▸ Stated problem
Can you print the data exactly and leave out each image?

* Start Available records *

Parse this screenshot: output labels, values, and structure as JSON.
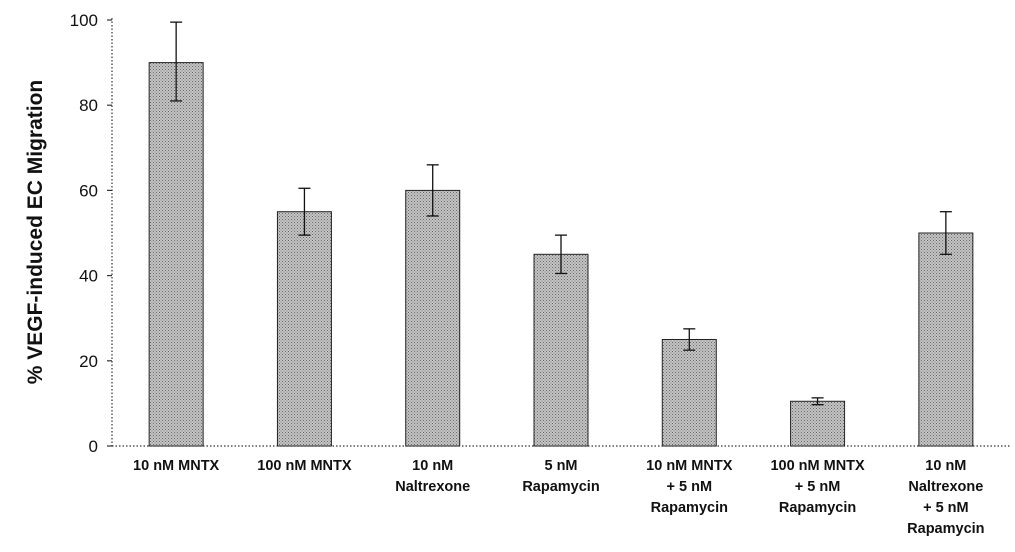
{
  "chart_data": {
    "type": "bar",
    "title": "",
    "xlabel": "",
    "ylabel": "% VEGF-induced EC Migration",
    "ylim": [
      0,
      100
    ],
    "yticks": [
      0,
      20,
      40,
      60,
      80,
      100
    ],
    "grid": false,
    "legend": "none",
    "bar_color": "#b8b8b8",
    "categories": [
      [
        "10 nM MNTX"
      ],
      [
        "100 nM MNTX"
      ],
      [
        "10 nM",
        "Naltrexone"
      ],
      [
        "5 nM",
        "Rapamycin"
      ],
      [
        "10 nM MNTX",
        "+ 5 nM",
        "Rapamycin"
      ],
      [
        "100 nM MNTX",
        "+ 5 nM",
        "Rapamycin"
      ],
      [
        "10 nM",
        "Naltrexone",
        "+ 5 nM",
        "Rapamycin"
      ]
    ],
    "values": [
      90,
      55,
      60,
      45,
      25,
      10.5,
      50
    ],
    "error_upper": [
      9.5,
      5.5,
      6,
      4.5,
      2.5,
      0.8,
      5
    ],
    "error_lower": [
      9,
      5.5,
      6,
      4.5,
      2.5,
      0.8,
      5
    ]
  }
}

* End Available records *

▸ Expected output
Parse this screenshot: output labels, values, and structure as JSON.
{
  "chart_data": {
    "type": "bar",
    "title": "",
    "xlabel": "",
    "ylabel": "% VEGF-induced EC Migration",
    "ylim": [
      0,
      100
    ],
    "yticks": [
      0,
      20,
      40,
      60,
      80,
      100
    ],
    "grid": false,
    "legend": "none",
    "bar_color": "#b8b8b8",
    "categories": [
      [
        "10 nM MNTX"
      ],
      [
        "100 nM MNTX"
      ],
      [
        "10 nM",
        "Naltrexone"
      ],
      [
        "5 nM",
        "Rapamycin"
      ],
      [
        "10 nM MNTX",
        "+ 5 nM",
        "Rapamycin"
      ],
      [
        "100 nM MNTX",
        "+ 5 nM",
        "Rapamycin"
      ],
      [
        "10 nM",
        "Naltrexone",
        "+ 5 nM",
        "Rapamycin"
      ]
    ],
    "values": [
      90,
      55,
      60,
      45,
      25,
      10.5,
      50
    ],
    "error_upper": [
      9.5,
      5.5,
      6,
      4.5,
      2.5,
      0.8,
      5
    ],
    "error_lower": [
      9,
      5.5,
      6,
      4.5,
      2.5,
      0.8,
      5
    ]
  }
}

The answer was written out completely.